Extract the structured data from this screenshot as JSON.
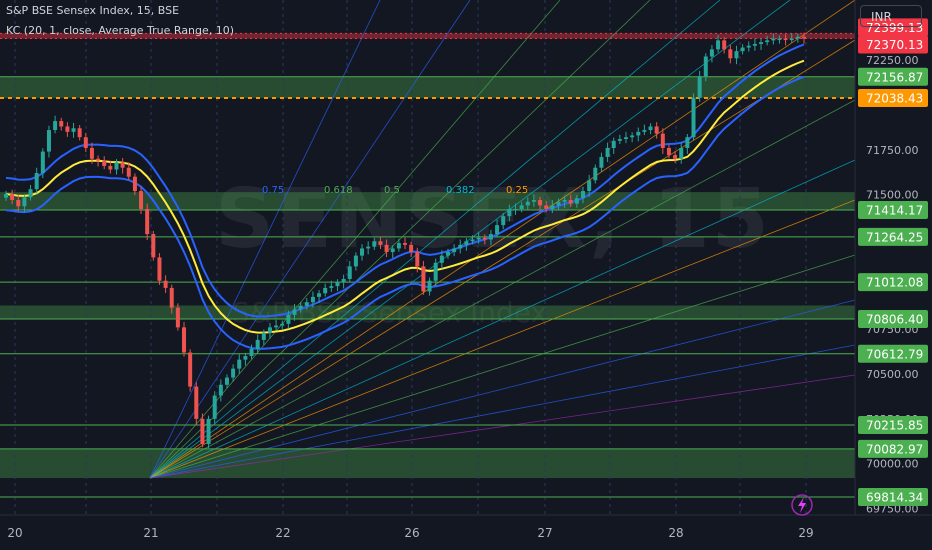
{
  "header": {
    "title": "S&P BSE Sensex Index, 15, BSE",
    "indicator": "KC (20, 1, close, Average True Range, 10)"
  },
  "currency": "INR",
  "watermark": {
    "symbol": "SENSEX, 15",
    "name": "S&P BSE Sensex Index"
  },
  "colors": {
    "up": "#26a69a",
    "down": "#ef5350",
    "level": "#4caf50",
    "zone": "rgba(76,175,80,0.35)",
    "resistance_zone": "rgba(242,54,69,0.45)",
    "dotted_orange": "#ff9800",
    "kc_mid": "#ffeb3b",
    "kc_band": "#2962ff"
  },
  "chart_data": {
    "type": "candlestick",
    "symbol": "S&P BSE Sensex Index",
    "interval": "15",
    "x_ticks": [
      "20",
      "21",
      "22",
      "26",
      "27",
      "28",
      "29"
    ],
    "y_ticks": [
      72250.0,
      71750.0,
      71500.0,
      70750.0,
      70500.0,
      70250.0,
      70000.0,
      69750.0
    ],
    "ylim": [
      69714,
      72585
    ],
    "levels": [
      {
        "value": 72399.13,
        "label": "72399.13",
        "color": "#f23645"
      },
      {
        "value": 72370.13,
        "label": "72370.13",
        "color": "#f23645"
      },
      {
        "value": 72156.87,
        "label": "72156.87",
        "color": "#4caf50"
      },
      {
        "value": 72038.43,
        "label": "72038.43",
        "color": "#ff9800"
      },
      {
        "value": 71414.17,
        "label": "71414.17",
        "color": "#4caf50"
      },
      {
        "value": 71264.25,
        "label": "71264.25",
        "color": "#4caf50"
      },
      {
        "value": 71012.08,
        "label": "71012.08",
        "color": "#4caf50"
      },
      {
        "value": 70806.4,
        "label": "70806.40",
        "color": "#4caf50"
      },
      {
        "value": 70612.79,
        "label": "70612.79",
        "color": "#4caf50"
      },
      {
        "value": 70215.85,
        "label": "70215.85",
        "color": "#4caf50"
      },
      {
        "value": 70082.97,
        "label": "70082.97",
        "color": "#4caf50"
      },
      {
        "value": 69814.34,
        "label": "69814.34",
        "color": "#4caf50"
      }
    ],
    "zones": [
      {
        "low": 72370.13,
        "high": 72399.13,
        "kind": "resistance"
      },
      {
        "low": 72038.43,
        "high": 72156.87,
        "kind": "support"
      },
      {
        "low": 71414.17,
        "high": 71514.0,
        "kind": "support"
      },
      {
        "low": 70806.4,
        "high": 70882.0,
        "kind": "support"
      },
      {
        "low": 69920.0,
        "high": 70082.97,
        "kind": "support"
      }
    ],
    "fib_labels": [
      {
        "label": "0.75",
        "color": "#2962ff"
      },
      {
        "label": "0.618",
        "color": "#4caf50"
      },
      {
        "label": "0.5",
        "color": "#4caf50"
      },
      {
        "label": "0.382",
        "color": "#00bcd4"
      },
      {
        "label": "0.25",
        "color": "#ff9800"
      }
    ],
    "closes": [
      71503,
      71470,
      71435,
      71485,
      71530,
      71620,
      71740,
      71860,
      71910,
      71880,
      71850,
      71870,
      71820,
      71760,
      71700,
      71690,
      71660,
      71640,
      71680,
      71650,
      71600,
      71520,
      71420,
      71280,
      71150,
      71020,
      70980,
      70870,
      70760,
      70620,
      70430,
      70250,
      70110,
      70250,
      70380,
      70440,
      70480,
      70530,
      70580,
      70600,
      70640,
      70690,
      70730,
      70760,
      70770,
      70780,
      70830,
      70860,
      70880,
      70900,
      70930,
      70950,
      70980,
      70990,
      71010,
      71030,
      71100,
      71160,
      71200,
      71210,
      71240,
      71220,
      71180,
      71200,
      71230,
      71220,
      71180,
      71100,
      70960,
      71020,
      71120,
      71160,
      71180,
      71200,
      71220,
      71240,
      71250,
      71260,
      71250,
      71280,
      71330,
      71380,
      71420,
      71420,
      71440,
      71460,
      71470,
      71440,
      71420,
      71440,
      71460,
      71470,
      71450,
      71480,
      71520,
      71580,
      71650,
      71710,
      71760,
      71800,
      71810,
      71820,
      71830,
      71850,
      71860,
      71880,
      71840,
      71760,
      71720,
      71700,
      71760,
      71820,
      72040,
      72160,
      72270,
      72310,
      72360,
      72310,
      72260,
      72300,
      72320,
      72330,
      72340,
      72350,
      72360,
      72370,
      72370,
      72365,
      72370,
      72380,
      72370
    ]
  }
}
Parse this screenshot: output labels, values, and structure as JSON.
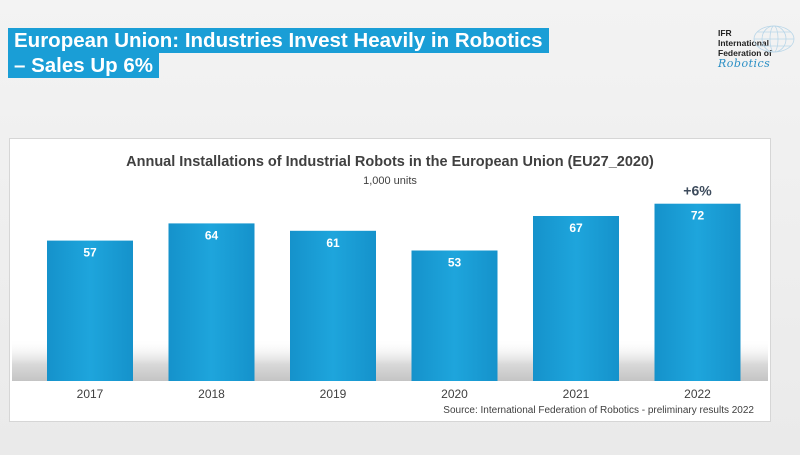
{
  "slide": {
    "title_line1": "European Union: Industries Invest Heavily in Robotics",
    "title_line2": "– Sales Up 6%"
  },
  "logo": {
    "line1": "IFR",
    "line2": "International",
    "line3": "Federation of",
    "line4": "Robotics"
  },
  "colors": {
    "title_bg": "#1a9ed6",
    "bar": "#1a9ed6",
    "growth_text": "#3d4b5c"
  },
  "chart_data": {
    "type": "bar",
    "title": "Annual Installations of Industrial Robots in the European Union (EU27_2020)",
    "subtitle": "1,000 units",
    "categories": [
      "2017",
      "2018",
      "2019",
      "2020",
      "2021",
      "2022"
    ],
    "values": [
      57,
      64,
      61,
      53,
      67,
      72
    ],
    "data_labels": [
      "57",
      "64",
      "61",
      "53",
      "67",
      "72"
    ],
    "annotation": {
      "category": "2022",
      "text": "+6%"
    },
    "source": "Source: International Federation of Robotics - preliminary results 2022",
    "ylim": [
      0,
      80
    ],
    "grid": false,
    "legend": "none"
  }
}
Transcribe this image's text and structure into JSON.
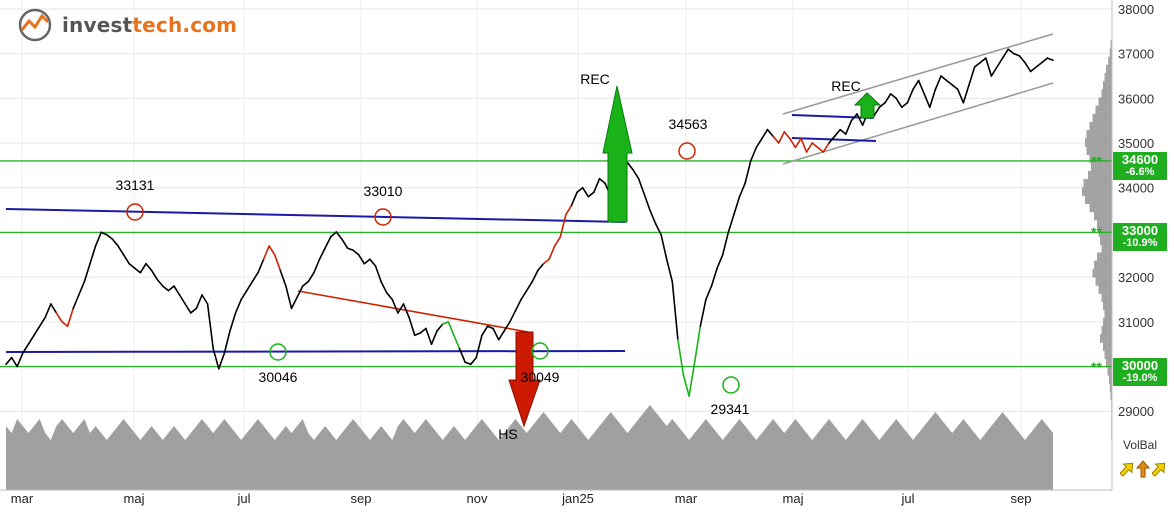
{
  "brand": {
    "name_prefix": "invest",
    "name_suffix": "tech.com",
    "accent": "#e8731c"
  },
  "volume_indicator": {
    "label": "VolBal",
    "icons": [
      "up-arrow-icon",
      "up-arrow-icon",
      "up-arrow-icon"
    ]
  },
  "chart_data": {
    "type": "line",
    "x_ticks": [
      "mar",
      "maj",
      "jul",
      "sep",
      "nov",
      "jan25",
      "mar",
      "maj",
      "jul",
      "sep"
    ],
    "y_ticks": [
      29000,
      30000,
      31000,
      32000,
      33000,
      34000,
      35000,
      36000,
      37000,
      38000
    ],
    "ylim": [
      28200,
      38200
    ],
    "series": [
      {
        "values": [
          30050,
          30200,
          30000,
          30300,
          30500,
          30700,
          30900,
          31100,
          31400,
          31200,
          31000,
          30900,
          31300,
          31600,
          31900,
          32300,
          32700,
          33000,
          32950,
          32850,
          32700,
          32500,
          32300,
          32200,
          32100,
          32300,
          32150,
          31950,
          31800,
          31700,
          31800,
          31600,
          31400,
          31200,
          31300,
          31600,
          31400,
          30400,
          29950,
          30300,
          30800,
          31200,
          31500,
          31700,
          31900,
          32100,
          32400,
          32700,
          32500,
          32150,
          31800,
          31300,
          31550,
          31800,
          31900,
          32100,
          32400,
          32650,
          32900,
          33010,
          32850,
          32650,
          32600,
          32500,
          32300,
          32400,
          32250,
          31900,
          31650,
          31500,
          31200,
          31400,
          31100,
          30700,
          30750,
          30850,
          30500,
          30800,
          30950,
          31000,
          30700,
          30400,
          30100,
          30049,
          30200,
          30700,
          30900,
          30850,
          30600,
          30800,
          31000,
          31250,
          31500,
          31700,
          31900,
          32150,
          32300,
          32400,
          32700,
          32900,
          33400,
          33600,
          33900,
          34000,
          33800,
          33900,
          34200,
          34100,
          33800,
          34300,
          34500,
          34563,
          34400,
          34200,
          33850,
          33500,
          33200,
          32950,
          32400,
          31900,
          30600,
          29800,
          29341,
          30100,
          30900,
          31500,
          31800,
          32200,
          32500,
          33000,
          33400,
          33800,
          34100,
          34600,
          34900,
          35100,
          35300,
          35150,
          35000,
          35250,
          35100,
          34900,
          35100,
          34800,
          35000,
          34900,
          34800,
          35000,
          35150,
          35300,
          35200,
          35500,
          35650,
          35400,
          35700,
          35600,
          35800,
          35900,
          36100,
          36000,
          35800,
          35900,
          36200,
          36400,
          36100,
          35800,
          36200,
          36500,
          36400,
          36300,
          36200,
          35900,
          36300,
          36700,
          36800,
          36900,
          36500,
          36700,
          36900,
          37100,
          37000,
          36950,
          36800,
          36600,
          36700,
          36800,
          36900,
          36850
        ]
      }
    ],
    "volume": [
      7,
      6,
      8,
      7,
      6,
      7,
      8,
      6,
      5,
      7,
      8,
      7,
      6,
      7,
      8,
      6,
      7,
      6,
      5,
      6,
      7,
      8,
      7,
      6,
      5,
      6,
      7,
      6,
      5,
      6,
      7,
      6,
      5,
      6,
      7,
      8,
      7,
      6,
      7,
      8,
      7,
      6,
      5,
      6,
      7,
      8,
      7,
      6,
      5,
      6,
      7,
      6,
      7,
      8,
      6,
      5,
      6,
      7,
      6,
      5,
      6,
      7,
      8,
      7,
      6,
      5,
      6,
      7,
      6,
      5,
      7,
      8,
      7,
      6,
      7,
      8,
      7,
      6,
      5,
      6,
      7,
      6,
      5,
      6,
      7,
      8,
      7,
      6,
      5,
      6,
      7,
      8,
      7,
      6,
      7,
      8,
      9,
      8,
      7,
      6,
      7,
      8,
      7,
      6,
      5,
      6,
      7,
      8,
      9,
      8,
      7,
      6,
      7,
      8,
      9,
      10,
      9,
      8,
      7,
      8,
      7,
      6,
      5,
      6,
      7,
      8,
      7,
      6,
      5,
      6,
      7,
      8,
      7,
      6,
      5,
      6,
      7,
      8,
      7,
      6,
      7,
      8,
      7,
      6,
      5,
      6,
      7,
      8,
      7,
      6,
      5,
      6,
      7,
      8,
      7,
      6,
      5,
      6,
      7,
      8,
      7,
      6,
      5,
      6,
      7,
      8,
      9,
      8,
      7,
      6,
      7,
      8,
      7,
      6,
      5,
      6,
      7,
      8,
      9,
      8,
      7,
      6,
      5,
      6,
      7,
      8,
      7,
      6
    ],
    "support_resistance": [
      {
        "value": 34600,
        "label": "34600",
        "pct": "-6.6%"
      },
      {
        "value": 33000,
        "label": "33000",
        "pct": "-10.9%"
      },
      {
        "value": 30000,
        "label": "30000",
        "pct": "-19.0%"
      }
    ],
    "annotations": [
      {
        "text": "33131",
        "kind": "top"
      },
      {
        "text": "33010",
        "kind": "top"
      },
      {
        "text": "30046",
        "kind": "bottom"
      },
      {
        "text": "30049",
        "kind": "bottom"
      },
      {
        "text": "34563",
        "kind": "top"
      },
      {
        "text": "29341",
        "kind": "bottom"
      },
      {
        "text": "REC",
        "kind": "signal-up"
      },
      {
        "text": "REC",
        "kind": "signal-up"
      },
      {
        "text": "HS",
        "kind": "signal-down"
      }
    ],
    "volume_profile": [
      2,
      3,
      5,
      8,
      10,
      12,
      14,
      18,
      22,
      26,
      30,
      34,
      36,
      34,
      30,
      28,
      32,
      38,
      40,
      36,
      30,
      24,
      20,
      18,
      16,
      14,
      20,
      24,
      26,
      22,
      18,
      14,
      12,
      10,
      12,
      14,
      16,
      12,
      10,
      8,
      6,
      4,
      3,
      2,
      1,
      1,
      1,
      1,
      1
    ],
    "colors": {
      "price": "#000000",
      "up": "#19b319",
      "down": "#cc2200",
      "trend": "#1a1aa8",
      "support": "#29b329",
      "channel": "#999999",
      "volume": "#a0a0a0"
    }
  }
}
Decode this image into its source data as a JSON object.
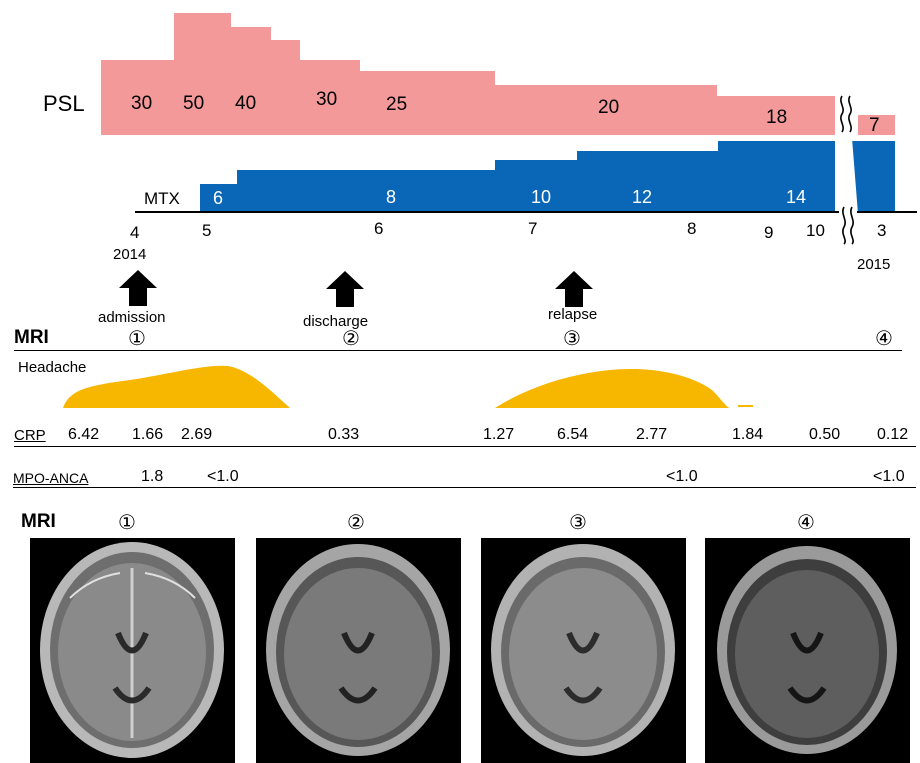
{
  "psl": {
    "label": "PSL",
    "color": "#f4999a",
    "values": [
      "30",
      "50",
      "40",
      "30",
      "25",
      "20",
      "18",
      "7"
    ]
  },
  "mtx": {
    "label": "MTX",
    "color": "#0a67b8",
    "values": [
      "6",
      "8",
      "10",
      "12",
      "14"
    ]
  },
  "timeline": {
    "months": [
      "4",
      "5",
      "6",
      "7",
      "8",
      "9",
      "10",
      "3"
    ],
    "years": [
      "2014",
      "2015"
    ]
  },
  "events": [
    {
      "label": "admission",
      "marker": "①"
    },
    {
      "label": "discharge",
      "marker": "②"
    },
    {
      "label": "relapse",
      "marker": "③"
    },
    {
      "marker": "④"
    }
  ],
  "mri_label": "MRI",
  "headache": {
    "label": "Headache",
    "color": "#f7b600"
  },
  "crp": {
    "label": "CRP",
    "values": [
      "6.42",
      "1.66",
      "2.69",
      "0.33",
      "1.27",
      "6.54",
      "2.77",
      "1.84",
      "0.50",
      "0.12"
    ]
  },
  "mpo_anca": {
    "label": "MPO-ANCA",
    "values": [
      "1.8",
      "<1.0",
      "<1.0",
      "<1.0"
    ]
  },
  "mri_images": {
    "label": "MRI",
    "markers": [
      "①",
      "②",
      "③",
      "④"
    ]
  }
}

> [Task] Show all lines in the entries above where the word "screenshot" appears.

> [Solved problem]
Extract the structured data from this screenshot as JSON.
Parse this screenshot: output labels, values, and structure as JSON.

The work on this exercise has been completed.